### The task
Reproduce every line of the items below verbatim, omitting the pictures.

[Listings of boxed layout items]
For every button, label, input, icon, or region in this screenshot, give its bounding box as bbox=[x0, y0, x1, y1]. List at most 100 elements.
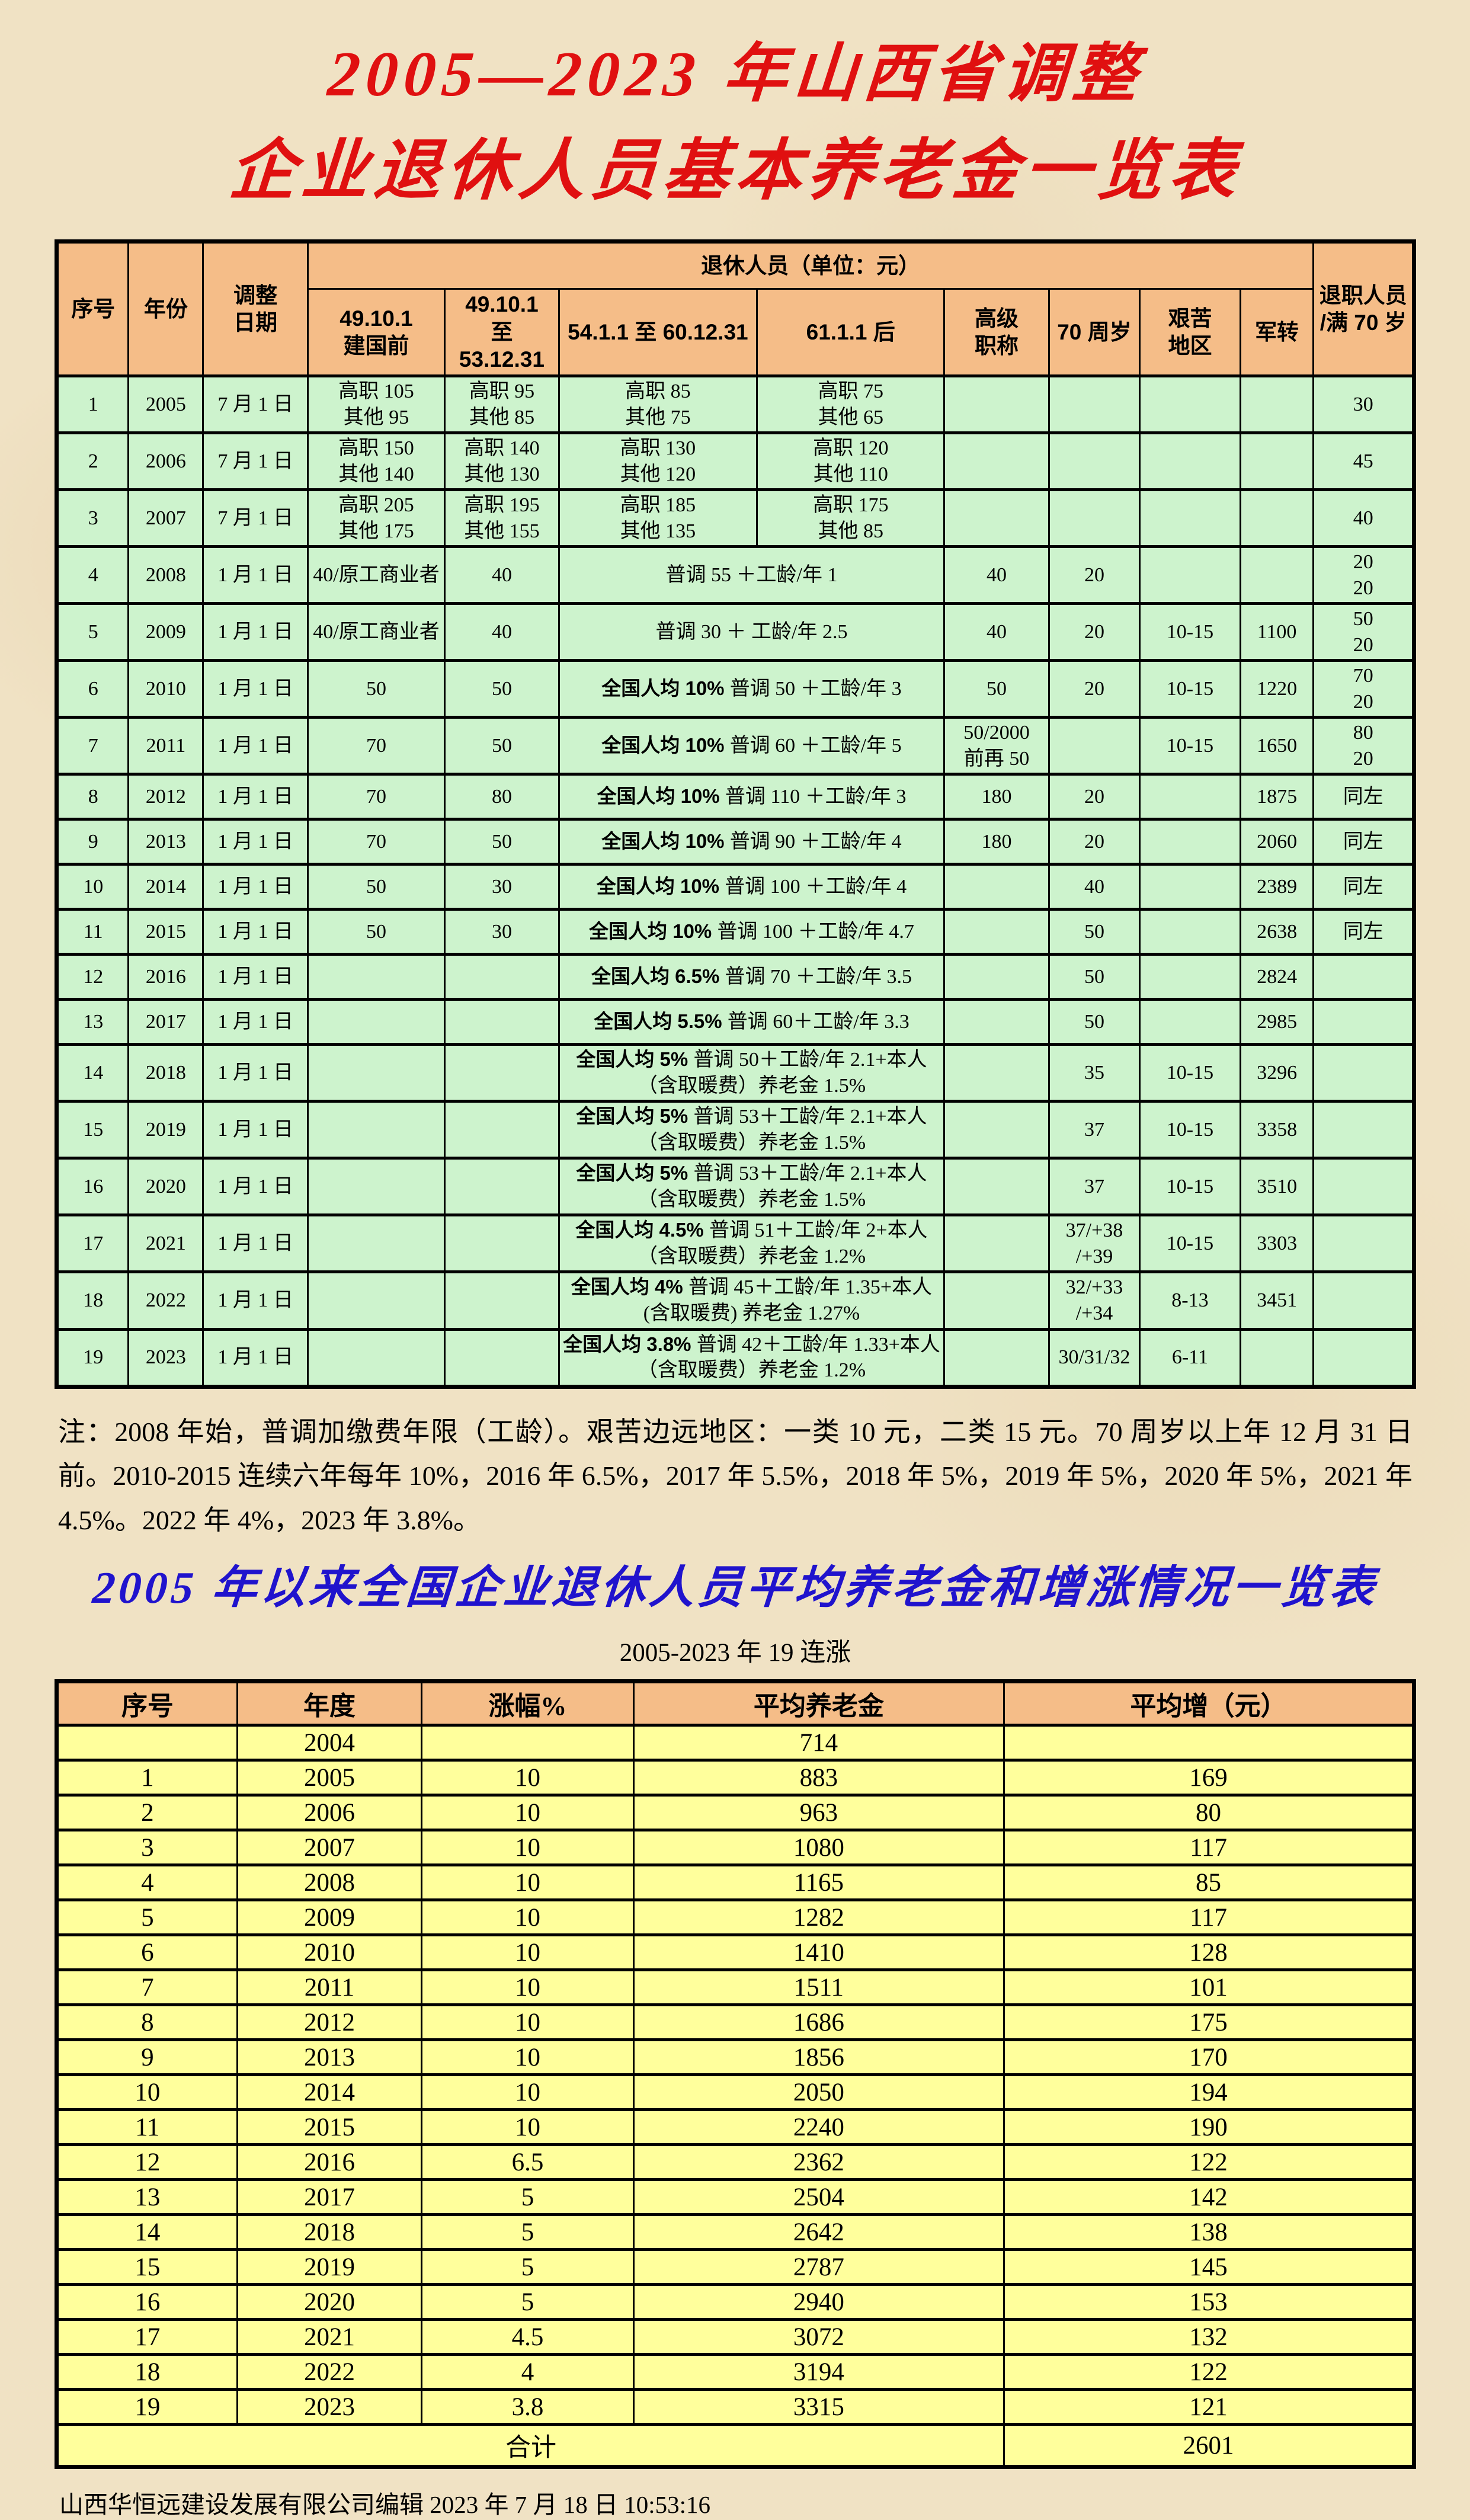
table-cell: 1 月 1 日 bbox=[202, 818, 309, 866]
table-cell: 全国人均 5.5% 普调 60＋工龄/年 3.3 bbox=[558, 998, 946, 1046]
table-cell: 2009 bbox=[127, 602, 204, 662]
table-cell: 2015 bbox=[127, 908, 204, 956]
table-cell: 50 bbox=[306, 863, 446, 911]
col-header-date: 调整 日期 bbox=[202, 241, 309, 377]
table-cell: 40 bbox=[1312, 488, 1415, 549]
table-cell: 2008 bbox=[127, 545, 204, 606]
table-cell: 180 bbox=[943, 773, 1050, 821]
col-header-resigned: 退职人员 /满 70 岁 bbox=[1312, 241, 1415, 377]
table-cell: 1100 bbox=[1239, 602, 1315, 662]
table-cell: 7 bbox=[56, 1968, 238, 2007]
table-cell: 122 bbox=[1003, 2353, 1415, 2391]
table-cell bbox=[1239, 545, 1315, 606]
table-row: 17 2021 1 月 1 日 全国人均 4.5% 普调 51＋工龄/年 2+本人（含… bbox=[55, 1213, 1415, 1274]
table-row: 13 2017 5 2504 142 bbox=[56, 2178, 1415, 2217]
table-cell bbox=[1312, 1270, 1415, 1331]
table-cell: 1165 bbox=[632, 1863, 1005, 1902]
table-cell bbox=[1003, 1724, 1415, 1762]
table-cell: 20 bbox=[1048, 602, 1141, 662]
table-row: 5 2009 1 月 1 日 40/原工商业者 40 普调 30 ＋ 工龄/年 2.5 40… bbox=[55, 602, 1415, 662]
table-cell: 19 bbox=[55, 1327, 130, 1388]
table-cell: 2022 bbox=[236, 2353, 423, 2391]
table-cell: 1 bbox=[55, 374, 130, 435]
table-cell: 169 bbox=[1003, 1759, 1415, 1797]
table-cell: 3194 bbox=[632, 2353, 1005, 2391]
table-row: 3 2007 10 1080 117 bbox=[56, 1829, 1415, 1867]
table-cell: 2013 bbox=[236, 2038, 423, 2077]
table-cell bbox=[1139, 773, 1241, 821]
table-cell: 101 bbox=[1003, 1968, 1415, 2007]
table-cell: 35 bbox=[1048, 1043, 1141, 1103]
table-cell bbox=[444, 998, 560, 1046]
table-cell: 16 bbox=[56, 2283, 238, 2322]
table-cell: 1 月 1 日 bbox=[202, 602, 309, 662]
table-row: 14 2018 5 2642 138 bbox=[56, 2213, 1415, 2252]
table-cell: 12 bbox=[56, 2143, 238, 2182]
table-cell: 2008 bbox=[236, 1863, 423, 1902]
table-cell: 80 bbox=[1003, 1794, 1415, 1832]
table-cell: 13 bbox=[56, 2178, 238, 2217]
table-cell bbox=[1139, 818, 1241, 866]
table-cell: 8 bbox=[55, 773, 130, 821]
col-header-index: 序号 bbox=[56, 1680, 238, 1727]
table-cell: 2018 bbox=[127, 1043, 204, 1103]
table-cell: 8-13 bbox=[1139, 1270, 1241, 1331]
table-cell: 2017 bbox=[127, 998, 204, 1046]
table-cell: 2016 bbox=[236, 2143, 423, 2182]
table-cell bbox=[943, 1043, 1050, 1103]
table-cell bbox=[943, 1157, 1050, 1217]
table-cell: 2642 bbox=[632, 2213, 1005, 2252]
table-row: 19 2023 1 月 1 日 全国人均 3.8% 普调 42＋工龄/年 1.33+本… bbox=[55, 1327, 1415, 1388]
table-cell: 1 月 1 日 bbox=[202, 998, 309, 1046]
table-cell: 10 bbox=[56, 2073, 238, 2112]
table-cell: 1 月 1 日 bbox=[202, 953, 309, 1001]
section2-title: 2005 年以来全国企业退休人员平均养老金和增涨情况一览表 bbox=[91, 1563, 1380, 1613]
table-cell: 全国人均 10% 普调 90 ＋工龄/年 4 bbox=[558, 818, 946, 866]
table-cell: 3296 bbox=[1239, 1043, 1315, 1103]
table-row: 10 2014 10 2050 194 bbox=[56, 2073, 1415, 2112]
table-cell: 3315 bbox=[632, 2388, 1005, 2426]
table-cell: 3.8 bbox=[421, 2388, 635, 2426]
table-cell bbox=[444, 1270, 560, 1331]
table-cell bbox=[306, 1327, 446, 1388]
table-cell: 70 20 bbox=[1312, 659, 1415, 719]
table-cell: 同左 bbox=[1312, 908, 1415, 956]
table-cell bbox=[1312, 1100, 1415, 1160]
table-cell: 50 bbox=[1048, 998, 1141, 1046]
table-cell bbox=[444, 1213, 560, 1274]
table-cell: 180 bbox=[943, 818, 1050, 866]
table-cell: 5 bbox=[421, 2248, 635, 2287]
table-row: 2 2006 7 月 1 日高职 150 其他 140 高职 140 其他 130 高职… bbox=[55, 431, 1415, 492]
col-header-year: 年份 bbox=[127, 241, 204, 377]
table-cell bbox=[1139, 545, 1241, 606]
col-header-1954-1960: 54.1.1 至 60.12.31 bbox=[558, 288, 758, 378]
table-row: 9 2013 1 月 1 日 70 50 全国人均 10% 普调 90 ＋工龄/年 4 18… bbox=[55, 818, 1415, 866]
table-cell: 10 bbox=[421, 1898, 635, 1937]
table-cell: 全国人均 10% 普调 50 ＋工龄/年 3 bbox=[558, 659, 946, 719]
table-cell: 3358 bbox=[1239, 1100, 1315, 1160]
table-cell: 15 bbox=[55, 1100, 130, 1160]
table-cell: 全国人均 10% 普调 110 ＋工龄/年 3 bbox=[558, 773, 946, 821]
table-cell: 40 bbox=[943, 602, 1050, 662]
table-cell: 3 bbox=[55, 488, 130, 549]
table-cell bbox=[1239, 1327, 1315, 1388]
table-cell: 4 bbox=[56, 1863, 238, 1902]
table-cell: 高职 195 其他 155 bbox=[444, 488, 560, 549]
table-cell: 10 bbox=[421, 2108, 635, 2147]
table-cell: 高职 205 其他 175 bbox=[306, 488, 446, 549]
footnote-text: 注：2008 年始，普调加缴费年限（工龄）。艰苦边远地区：一类 10 元，二类 … bbox=[58, 1416, 1413, 1535]
table-cell: 20 bbox=[1048, 545, 1141, 606]
table-cell: 50 bbox=[444, 659, 560, 719]
table-cell bbox=[1239, 431, 1315, 492]
table-cell: 128 bbox=[1003, 1933, 1415, 1972]
table-cell: 37 bbox=[1048, 1157, 1141, 1217]
table-cell: 1 月 1 日 bbox=[202, 773, 309, 821]
table-cell: 10-15 bbox=[1139, 1043, 1241, 1103]
table-cell: 20 bbox=[1048, 773, 1141, 821]
table-cell: 17 bbox=[56, 2318, 238, 2356]
table-cell: 12 bbox=[55, 953, 130, 1001]
table-cell: 85 bbox=[1003, 1863, 1415, 1902]
table-cell: 10-15 bbox=[1139, 1100, 1241, 1160]
table-row: 4 2008 1 月 1 日 40/原工商业者 40 普调 55 ＋工龄/年 1 40 20 2… bbox=[55, 545, 1415, 606]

### Output for this task
For every button, label, input, icon, or region in this screenshot, give its bounding box as bbox=[x0, y0, x1, y1]. List at most 100 elements.
table-cell: 1 月 1 日 bbox=[202, 818, 309, 866]
table-cell: 全国人均 5.5% 普调 60＋工龄/年 3.3 bbox=[558, 998, 946, 1046]
table-cell: 2009 bbox=[127, 602, 204, 662]
table-cell: 2015 bbox=[127, 908, 204, 956]
table-cell: 50 bbox=[306, 863, 446, 911]
col-header-date: 调整 日期 bbox=[202, 241, 309, 377]
table-cell: 40 bbox=[1312, 488, 1415, 549]
table-cell: 2008 bbox=[127, 545, 204, 606]
table-cell: 180 bbox=[943, 773, 1050, 821]
col-header-resigned: 退职人员 /满 70 岁 bbox=[1312, 241, 1415, 377]
table-cell: 1100 bbox=[1239, 602, 1315, 662]
table-cell: 7 bbox=[56, 1968, 238, 2007]
table-cell: 122 bbox=[1003, 2353, 1415, 2391]
table-cell bbox=[1239, 545, 1315, 606]
table-row: 17 2021 1 月 1 日 全国人均 4.5% 普调 51＋工龄/年 2+本人（含… bbox=[55, 1213, 1415, 1274]
table-row: 13 2017 5 2504 142 bbox=[56, 2178, 1415, 2217]
table-cell bbox=[1312, 1270, 1415, 1331]
table-cell: 1165 bbox=[632, 1863, 1005, 1902]
table-cell bbox=[1003, 1724, 1415, 1762]
table-cell: 20 bbox=[1048, 602, 1141, 662]
table-row: 5 2009 1 月 1 日 40/原工商业者 40 普调 30 ＋ 工龄/年 2.5 40… bbox=[55, 602, 1415, 662]
table-cell: 19 bbox=[55, 1327, 130, 1388]
table-cell: 2022 bbox=[236, 2353, 423, 2391]
table-cell: 1 bbox=[55, 374, 130, 435]
table-cell: 169 bbox=[1003, 1759, 1415, 1797]
table-cell: 3194 bbox=[632, 2353, 1005, 2391]
table-row: 3 2007 10 1080 117 bbox=[56, 1829, 1415, 1867]
table-cell: 2013 bbox=[236, 2038, 423, 2077]
table-cell bbox=[1139, 773, 1241, 821]
table-cell: 101 bbox=[1003, 1968, 1415, 2007]
table-cell: 35 bbox=[1048, 1043, 1141, 1103]
table-cell bbox=[444, 998, 560, 1046]
table-cell: 16 bbox=[56, 2283, 238, 2322]
table-cell: 1 月 1 日 bbox=[202, 602, 309, 662]
table-row: 14 2018 5 2642 138 bbox=[56, 2213, 1415, 2252]
table-cell: 12 bbox=[56, 2143, 238, 2182]
table-cell: 2008 bbox=[236, 1863, 423, 1902]
table-cell: 80 bbox=[1003, 1794, 1415, 1832]
table-cell: 13 bbox=[56, 2178, 238, 2217]
table-cell bbox=[1139, 818, 1241, 866]
table-cell: 8 bbox=[55, 773, 130, 821]
col-header-index: 序号 bbox=[56, 1680, 238, 1727]
table-cell: 2018 bbox=[127, 1043, 204, 1103]
table-cell: 8-13 bbox=[1139, 1270, 1241, 1331]
table-cell: 2017 bbox=[127, 998, 204, 1046]
table-cell: 2016 bbox=[236, 2143, 423, 2182]
table-cell bbox=[943, 1043, 1050, 1103]
table-cell bbox=[943, 1157, 1050, 1217]
table-cell: 2642 bbox=[632, 2213, 1005, 2252]
table-row: 19 2023 1 月 1 日 全国人均 3.8% 普调 42＋工龄/年 1.33+本… bbox=[55, 1327, 1415, 1388]
table-cell: 1 月 1 日 bbox=[202, 998, 309, 1046]
table-cell: 10 bbox=[56, 2073, 238, 2112]
table-cell: 1 月 1 日 bbox=[202, 953, 309, 1001]
section2-title: 2005 年以来全国企业退休人员平均养老金和增涨情况一览表 bbox=[91, 1563, 1380, 1613]
table-cell: 全国人均 10% 普调 90 ＋工龄/年 4 bbox=[558, 818, 946, 866]
table-cell: 3296 bbox=[1239, 1043, 1315, 1103]
table-row: 10 2014 10 2050 194 bbox=[56, 2073, 1415, 2112]
table-cell: 3315 bbox=[632, 2388, 1005, 2426]
table-cell: 3.8 bbox=[421, 2388, 635, 2426]
table-cell bbox=[444, 1270, 560, 1331]
table-cell bbox=[306, 1327, 446, 1388]
table-cell: 70 20 bbox=[1312, 659, 1415, 719]
table-cell: 同左 bbox=[1312, 908, 1415, 956]
table-cell bbox=[1312, 1100, 1415, 1160]
table-cell: 50 bbox=[1048, 998, 1141, 1046]
table-cell bbox=[444, 1213, 560, 1274]
table-cell: 180 bbox=[943, 818, 1050, 866]
table-cell: 5 bbox=[421, 2248, 635, 2287]
table-row: 2 2006 7 月 1 日高职 150 其他 140 高职 140 其他 130 高职… bbox=[55, 431, 1415, 492]
col-header-year: 年份 bbox=[127, 241, 204, 377]
table-cell bbox=[1139, 545, 1241, 606]
col-header-1954-1960: 54.1.1 至 60.12.31 bbox=[558, 288, 758, 378]
table-row: 9 2013 1 月 1 日 70 50 全国人均 10% 普调 90 ＋工龄/年 4 18… bbox=[55, 818, 1415, 866]
table-cell: 10 bbox=[421, 1898, 635, 1937]
table-cell: 全国人均 10% 普调 50 ＋工龄/年 3 bbox=[558, 659, 946, 719]
table-cell: 3358 bbox=[1239, 1100, 1315, 1160]
table-cell: 15 bbox=[55, 1100, 130, 1160]
table-cell: 全国人均 10% 普调 110 ＋工龄/年 3 bbox=[558, 773, 946, 821]
table-cell: 40 bbox=[943, 602, 1050, 662]
table-cell: 3 bbox=[55, 488, 130, 549]
table-cell bbox=[1239, 1327, 1315, 1388]
table-cell: 4 bbox=[56, 1863, 238, 1902]
table-cell: 高职 195 其他 155 bbox=[444, 488, 560, 549]
table-cell: 10 bbox=[421, 2108, 635, 2147]
table-cell: 高职 205 其他 175 bbox=[306, 488, 446, 549]
footnote-text: 注：2008 年始，普调加缴费年限（工龄）。艰苦边远地区：一类 10 元，二类 … bbox=[58, 1416, 1413, 1535]
table-cell: 20 bbox=[1048, 545, 1141, 606]
table-cell: 50 bbox=[444, 659, 560, 719]
table-cell bbox=[1239, 431, 1315, 492]
table-cell: 128 bbox=[1003, 1933, 1415, 1972]
table-cell: 37 bbox=[1048, 1157, 1141, 1217]
table-cell: 1 月 1 日 bbox=[202, 773, 309, 821]
table-cell: 10-15 bbox=[1139, 1043, 1241, 1103]
table-cell: 20 bbox=[1048, 773, 1141, 821]
table-cell: 17 bbox=[56, 2318, 238, 2356]
table-cell: 12 bbox=[55, 953, 130, 1001]
table-cell: 85 bbox=[1003, 1863, 1415, 1902]
table-cell: 10-15 bbox=[1139, 1100, 1241, 1160]
table-row: 4 2008 1 月 1 日 40/原工商业者 40 普调 55 ＋工龄/年 1 40 20 2… bbox=[55, 545, 1415, 606]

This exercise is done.